**TASK BRIEF**
Repeat each record below exactly, dropping the pictures.

**Stored entries**
--- START ---

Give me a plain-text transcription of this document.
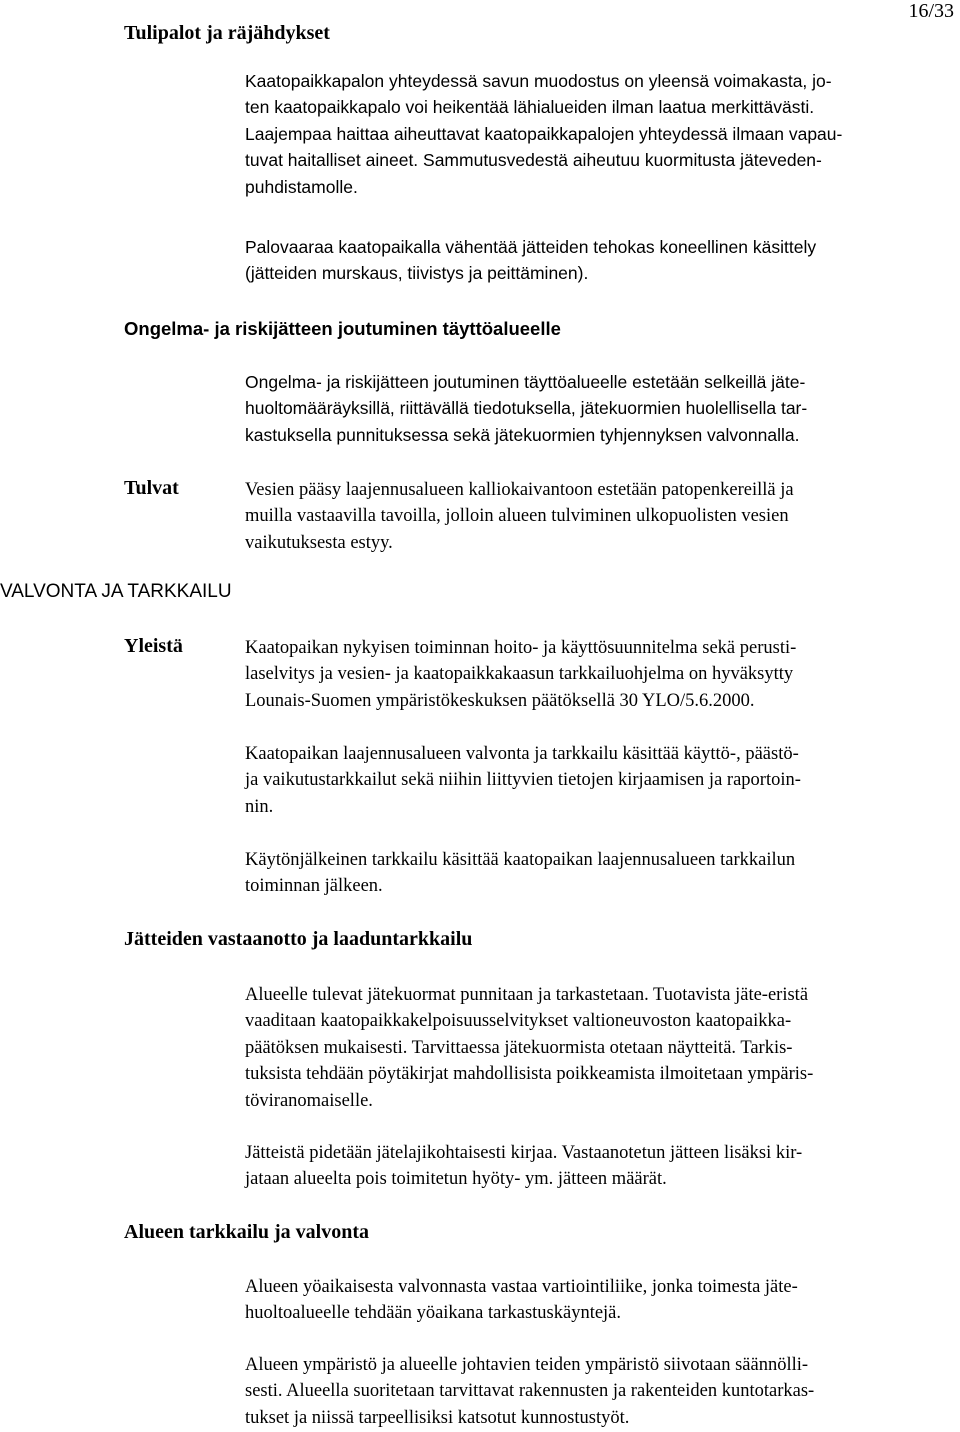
Tulipalot ja räjähdykset
16/33

Kaatopaikkapalon yhteydessä savun muodostus on yleensä voimakasta, jo-
ten kaatopaikkapalo voi heikentää lähialueiden ilman laatua merkittävästi.
Laajempaa haittaa aiheuttavat kaatopaikkapalojen yhteydessä ilmaan vapau-
tuvat haitalliset aineet. Sammutusvedestä aiheutuu kuormitusta jäteveden-
puhdistamolle.

Palovaaraa kaatopaikalla vähentää jätteiden tehokas koneellinen käsittely
(jätteiden murskaus, tiivistys ja peittäminen).

Ongelma- ja riskijätteen joutuminen täyttöalueelle

Ongelma- ja riskijätteen joutuminen täyttöalueelle estetään selkeillä jäte-
huoltomääräyksillä, riittävällä tiedotuksella, jätekuormien huolellisella tar-
kastuksella punnituksessa sekä jätekuormien tyhjennyksen valvonnalla.

Tulvat	Vesien pääsy laajennusalueen kalliokaivantoon estetään patopenkereillä ja
muilla vastaavilla tavoilla, jolloin alueen tulviminen ulkopuolisten vesien
vaikutuksesta estyy.

VALVONTA JA TARKKAILU
Yleistä	Kaatopaikan nykyisen toiminnan hoito- ja käyttösuunnitelma sekä perusti-
laselvitys ja vesien- ja kaatopaikkakaasun tarkkailuohjelma on hyväksytty
Lounais-Suomen ympäristökeskuksen päätöksellä 30 YLO/5.6.2000.

Kaatopaikan laajennusalueen valvonta ja tarkkailu käsittää käyttö-, päästö-
ja vaikutustarkkailut sekä niihin liittyvien tietojen kirjaamisen ja raportoin-
nin.

Käytönjälkeinen tarkkailu käsittää kaatopaikan laajennusalueen tarkkailun
toiminnan jälkeen.

Jätteiden vastaanotto ja laaduntarkkailu

Alueelle tulevat jätekuormat punnitaan ja tarkastetaan. Tuotavista jäte-eristä
vaaditaan kaatopaikkakelpoisuusselvitykset valtioneuvoston kaatopaikka-
päätöksen mukaisesti. Tarvittaessa jätekuormista otetaan näytteitä. Tarkis-
tuksista tehdään pöytäkirjat mahdollisista poikkeamista ilmoitetaan ympäris-
töviranomaiselle.

Jätteistä pidetään jätelajikohtaisesti kirjaa. Vastaanotetun jätteen lisäksi kir-
jataan alueelta pois toimitetun hyöty- ym. jätteen määrät.

Alueen tarkkailu ja valvonta

Alueen yöaikaisesta valvonnasta vastaa vartiointiliike, jonka toimesta jäte-
huoltoalueelle tehdään yöaikana tarkastuskäyntejä.

Alueen ympäristö ja alueelle johtavien teiden ympäristö siivotaan säännölli-
sesti. Alueella suoritetaan tarvittavat rakennusten ja rakenteiden kuntotarkas-
tukset ja niissä tarpeellisiksi katsotut kunnostustyöt.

--- END ---

**OUTPUT OF THE EXERCISE**
Give me a plain-text transcription of this document.
Tulipalot ja räjähdykset
16/33

Kaatopaikkapalon yhteydessä savun muodostus on yleensä voimakasta, jo-
ten kaatopaikkapalo voi heikentää lähialueiden ilman laatua merkittävästi.
Laajempaa haittaa aiheuttavat kaatopaikkapalojen yhteydessä ilmaan vapau-
tuvat haitalliset aineet. Sammutusvedestä aiheutuu kuormitusta jäteveden-
puhdistamolle.

Palovaaraa kaatopaikalla vähentää jätteiden tehokas koneellinen käsittely
(jätteiden murskaus, tiivistys ja peittäminen).

Ongelma- ja riskijätteen joutuminen täyttöalueelle

Ongelma- ja riskijätteen joutuminen täyttöalueelle estetään selkeillä jäte-
huoltomääräyksillä, riittävällä tiedotuksella, jätekuormien huolellisella tar-
kastuksella punnituksessa sekä jätekuormien tyhjennyksen valvonnalla.

Tulvat	Vesien pääsy laajennusalueen kalliokaivantoon estetään patopenkereillä ja
muilla vastaavilla tavoilla, jolloin alueen tulviminen ulkopuolisten vesien
vaikutuksesta estyy.

VALVONTA JA TARKKAILU
Yleistä	Kaatopaikan nykyisen toiminnan hoito- ja käyttösuunnitelma sekä perusti-
laselvitys ja vesien- ja kaatopaikkakaasun tarkkailuohjelma on hyväksytty
Lounais-Suomen ympäristökeskuksen päätöksellä 30 YLO/5.6.2000.

Kaatopaikan laajennusalueen valvonta ja tarkkailu käsittää käyttö-, päästö-
ja vaikutustarkkailut sekä niihin liittyvien tietojen kirjaamisen ja raportoin-
nin.

Käytönjälkeinen tarkkailu käsittää kaatopaikan laajennusalueen tarkkailun
toiminnan jälkeen.

Jätteiden vastaanotto ja laaduntarkkailu

Alueelle tulevat jätekuormat punnitaan ja tarkastetaan. Tuotavista jäte-eristä
vaaditaan kaatopaikkakelpoisuusselvitykset valtioneuvoston kaatopaikka-
päätöksen mukaisesti. Tarvittaessa jätekuormista otetaan näytteitä. Tarkis-
tuksista tehdään pöytäkirjat mahdollisista poikkeamista ilmoitetaan ympäris-
töviranomaiselle.

Jätteistä pidetään jätelajikohtaisesti kirjaa. Vastaanotetun jätteen lisäksi kir-
jataan alueelta pois toimitetun hyöty- ym. jätteen määrät.

Alueen tarkkailu ja valvonta

Alueen yöaikaisesta valvonnasta vastaa vartiointiliike, jonka toimesta jäte-
huoltoalueelle tehdään yöaikana tarkastuskäyntejä.

Alueen ympäristö ja alueelle johtavien teiden ympäristö siivotaan säännölli-
sesti. Alueella suoritetaan tarvittavat rakennusten ja rakenteiden kuntotarkas-
tukset ja niissä tarpeellisiksi katsotut kunnostustyöt.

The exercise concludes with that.